▶ **EXERCISE OBJECTIVE**
Restate each of the lines below word for word and drop every picture.

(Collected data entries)

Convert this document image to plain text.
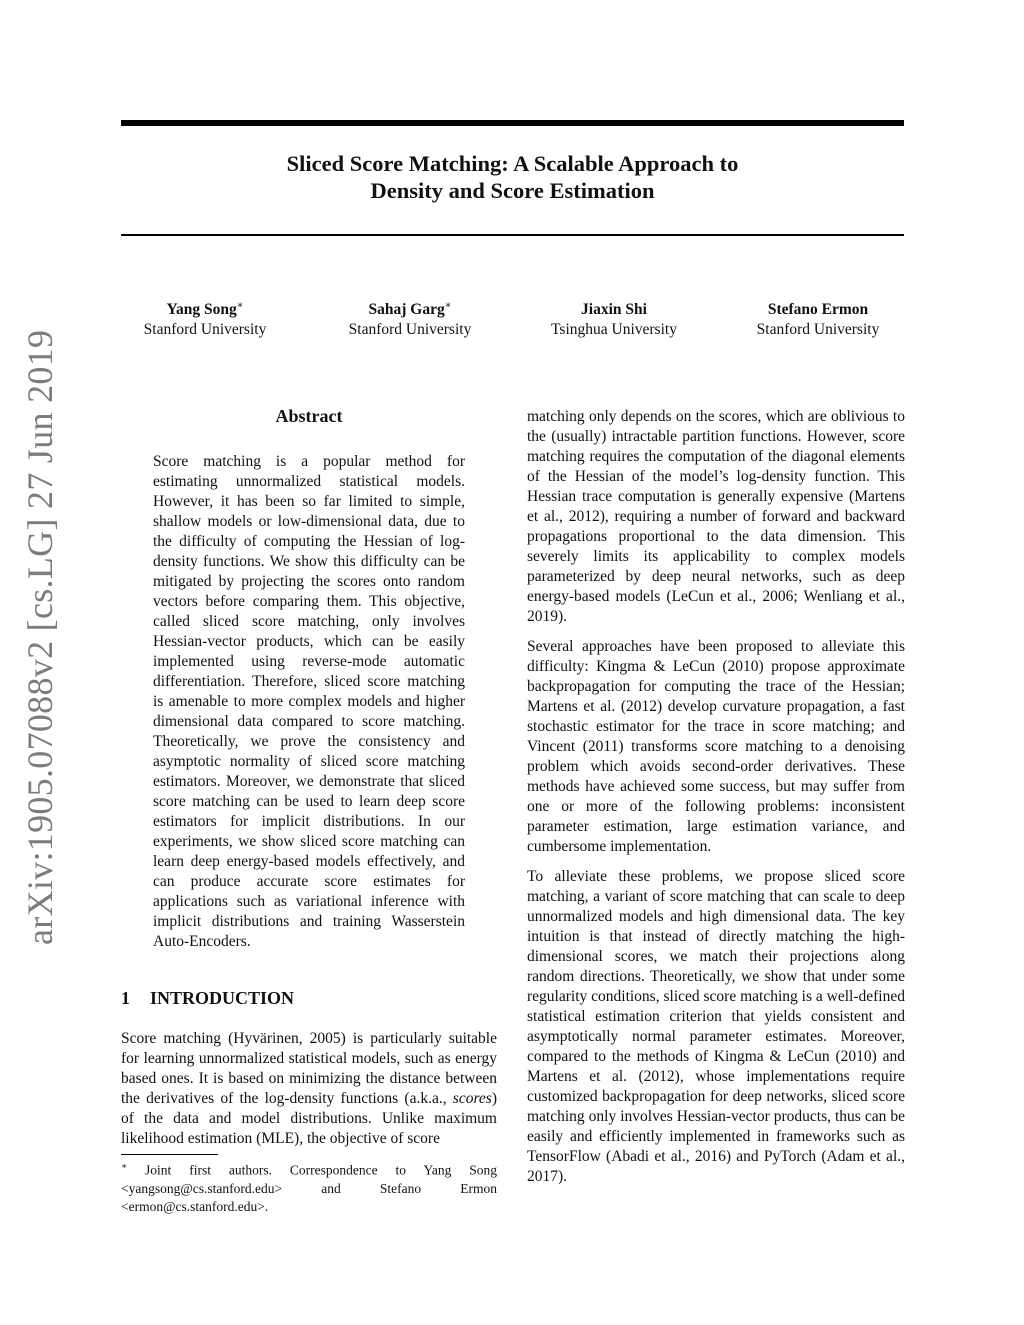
Sliced Score Matching: A Scalable Approach to
Density and Score Estimation
Yang Song∗
Stanford University
Sahaj Garg∗
Stanford University
Jiaxin Shi
Tsinghua University
Stefano Ermon
Stanford University
arXiv:1905.07088v2 [cs.LG] 27 Jun 2019	Abstract
Score matching is a popular method for estimating unnormalized statistical models. However, it has been so far limited to simple, shallow models or low-dimensional data, due to the difficulty of computing the Hessian of log-density functions. We show this difficulty can be mitigated by projecting the scores onto random vectors before comparing them. This objective, called sliced score matching, only involves Hessian-vector products, which can be easily implemented using reverse-mode automatic differentiation. Therefore, sliced score matching is amenable to more complex models and higher dimensional data compared to score matching. Theoretically, we prove the consistency and asymptotic normality of sliced score matching estimators. Moreover, we demonstrate that sliced score matching can be used to learn deep score estimators for implicit distributions. In our experiments, we show sliced score matching can learn deep energy-based models effectively, and can produce accurate score estimates for applications such as variational inference with implicit distributions and training Wasserstein Auto-Encoders.
1 INTRODUCTION
Score matching (Hyvärinen, 2005) is particularly suitable for learning unnormalized statistical models, such as energy based ones. It is based on minimizing the distance between the derivatives of the log-density functions (a.k.a., scores) of the data and model distributions. Unlike maximum likelihood estimation (MLE), the objective of score
∗ Joint first authors. Correspondence to Yang Song <yangsong@cs.stanford.edu> and Stefano Ermon <ermon@cs.stanford.edu>.

matching only depends on the scores, which are oblivious to the (usually) intractable partition functions. However, score matching requires the computation of the diagonal elements of the Hessian of the model’s log-density function. This Hessian trace computation is generally expensive (Martens et al., 2012), requiring a number of forward and backward propagations proportional to the data dimension. This severely limits its applicability to complex models parameterized by deep neural networks, such as deep energy-based models (LeCun et al., 2006; Wenliang et al., 2019).

Several approaches have been proposed to alleviate this difficulty: Kingma & LeCun (2010) propose approximate backpropagation for computing the trace of the Hessian; Martens et al. (2012) develop curvature propagation, a fast stochastic estimator for the trace in score matching; and Vincent (2011) transforms score matching to a denoising problem which avoids second-order derivatives. These methods have achieved some success, but may suffer from one or more of the following problems: inconsistent parameter estimation, large estimation variance, and cumbersome implementation.

To alleviate these problems, we propose sliced score matching, a variant of score matching that can scale to deep unnormalized models and high dimensional data. The key intuition is that instead of directly matching the high-dimensional scores, we match their projections along random directions. Theoretically, we show that under some regularity conditions, sliced score matching is a well-defined statistical estimation criterion that yields consistent and asymptotically normal parameter estimates. Moreover, compared to the methods of Kingma & LeCun (2010) and Martens et al. (2012), whose implementations require customized backpropagation for deep networks, sliced score matching only involves Hessian-vector products, thus can be easily and efficiently implemented in frameworks such as TensorFlow (Abadi et al., 2016) and PyTorch (Adam et al., 2017).
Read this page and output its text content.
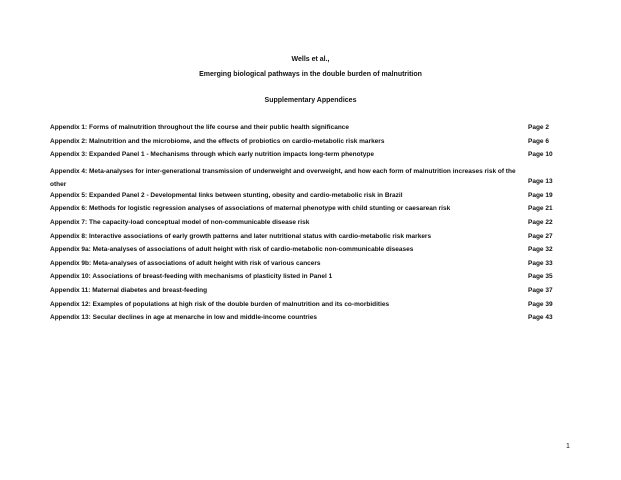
Wells et al.,
Emerging biological pathways in the double burden of malnutrition
Supplementary Appendices
Appendix 1: Forms of malnutrition throughout the life course and their public health significance	Page 2
Appendix 2: Malnutrition and the microbiome, and the effects of probiotics on cardio-metabolic risk markers	Page 6
Appendix 3: Expanded Panel 1 - Mechanisms through which early nutrition impacts long-term phenotype	Page 10
Appendix 4: Meta-analyses for inter-generational transmission of underweight and overweight, and how each form of malnutrition increases risk of the other	Page 13
Appendix 5: Expanded Panel 2 - Developmental links between stunting, obesity and cardio-metabolic risk in Brazil	Page 19
Appendix 6: Methods for logistic regression analyses of associations of maternal phenotype with child stunting or caesarean risk	Page 21
Appendix 7: The capacity-load conceptual model of non-communicable disease risk	Page 22
Appendix 8: Interactive associations of early growth patterns and later nutritional status with cardio-metabolic risk markers	Page 27
Appendix 9a: Meta-analyses of associations of adult height with risk of cardio-metabolic non-communicable diseases	Page 32
Appendix 9b: Meta-analyses of associations of adult height with risk of various cancers	Page 33
Appendix 10: Associations of breast-feeding with mechanisms of plasticity listed in Panel 1	Page 35
Appendix 11: Maternal diabetes and breast-feeding	Page 37
Appendix 12: Examples of populations at high risk of the double burden of malnutrition and its co-morbidities	Page 39
Appendix 13: Secular declines in age at menarche in low and middle-income countries	Page 43
1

▶ **WORKED SOLUTION**
Convert this document image to plain text.
Sliced Score Matching: A Scalable Approach to
Density and Score Estimation
Yang Song∗
Stanford University
Sahaj Garg∗
Stanford University
Jiaxin Shi
Tsinghua University
Stefano Ermon
Stanford University
arXiv:1905.07088v2 [cs.LG] 27 Jun 2019	Abstract
Score matching is a popular method for estimating unnormalized statistical models. However, it has been so far limited to simple, shallow models or low-dimensional data, due to the difficulty of computing the Hessian of log-density functions. We show this difficulty can be mitigated by projecting the scores onto random vectors before comparing them. This objective, called sliced score matching, only involves Hessian-vector products, which can be easily implemented using reverse-mode automatic differentiation. Therefore, sliced score matching is amenable to more complex models and higher dimensional data compared to score matching. Theoretically, we prove the consistency and asymptotic normality of sliced score matching estimators. Moreover, we demonstrate that sliced score matching can be used to learn deep score estimators for implicit distributions. In our experiments, we show sliced score matching can learn deep energy-based models effectively, and can produce accurate score estimates for applications such as variational inference with implicit distributions and training Wasserstein Auto-Encoders.
1 INTRODUCTION
Score matching (Hyvärinen, 2005) is particularly suitable for learning unnormalized statistical models, such as energy based ones. It is based on minimizing the distance between the derivatives of the log-density functions (a.k.a., scores) of the data and model distributions. Unlike maximum likelihood estimation (MLE), the objective of score
∗ Joint first authors. Correspondence to Yang Song <yangsong@cs.stanford.edu> and Stefano Ermon <ermon@cs.stanford.edu>.

matching only depends on the scores, which are oblivious to the (usually) intractable partition functions. However, score matching requires the computation of the diagonal elements of the Hessian of the model’s log-density function. This Hessian trace computation is generally expensive (Martens et al., 2012), requiring a number of forward and backward propagations proportional to the data dimension. This severely limits its applicability to complex models parameterized by deep neural networks, such as deep energy-based models (LeCun et al., 2006; Wenliang et al., 2019).

Several approaches have been proposed to alleviate this difficulty: Kingma & LeCun (2010) propose approximate backpropagation for computing the trace of the Hessian; Martens et al. (2012) develop curvature propagation, a fast stochastic estimator for the trace in score matching; and Vincent (2011) transforms score matching to a denoising problem which avoids second-order derivatives. These methods have achieved some success, but may suffer from one or more of the following problems: inconsistent parameter estimation, large estimation variance, and cumbersome implementation.

To alleviate these problems, we propose sliced score matching, a variant of score matching that can scale to deep unnormalized models and high dimensional data. The key intuition is that instead of directly matching the high-dimensional scores, we match their projections along random directions. Theoretically, we show that under some regularity conditions, sliced score matching is a well-defined statistical estimation criterion that yields consistent and asymptotically normal parameter estimates. Moreover, compared to the methods of Kingma & LeCun (2010) and Martens et al. (2012), whose implementations require customized backpropagation for deep networks, sliced score matching only involves Hessian-vector products, thus can be easily and efficiently implemented in frameworks such as TensorFlow (Abadi et al., 2016) and PyTorch (Adam et al., 2017).
Read this page and output its text content.
Wells et al.,
Emerging biological pathways in the double burden of malnutrition
Supplementary Appendices
Appendix 1: Forms of malnutrition throughout the life course and their public health significance	Page 2
Appendix 2: Malnutrition and the microbiome, and the effects of probiotics on cardio-metabolic risk markers	Page 6
Appendix 3: Expanded Panel 1 - Mechanisms through which early nutrition impacts long-term phenotype	Page 10
Appendix 4: Meta-analyses for inter-generational transmission of underweight and overweight, and how each form of malnutrition increases risk of the other	Page 13
Appendix 5: Expanded Panel 2 - Developmental links between stunting, obesity and cardio-metabolic risk in Brazil	Page 19
Appendix 6: Methods for logistic regression analyses of associations of maternal phenotype with child stunting or caesarean risk	Page 21
Appendix 7: The capacity-load conceptual model of non-communicable disease risk	Page 22
Appendix 8: Interactive associations of early growth patterns and later nutritional status with cardio-metabolic risk markers	Page 27
Appendix 9a: Meta-analyses of associations of adult height with risk of cardio-metabolic non-communicable diseases	Page 32
Appendix 9b: Meta-analyses of associations of adult height with risk of various cancers	Page 33
Appendix 10: Associations of breast-feeding with mechanisms of plasticity listed in Panel 1	Page 35
Appendix 11: Maternal diabetes and breast-feeding	Page 37
Appendix 12: Examples of populations at high risk of the double burden of malnutrition and its co-morbidities	Page 39
Appendix 13: Secular declines in age at menarche in low and middle-income countries	Page 43
1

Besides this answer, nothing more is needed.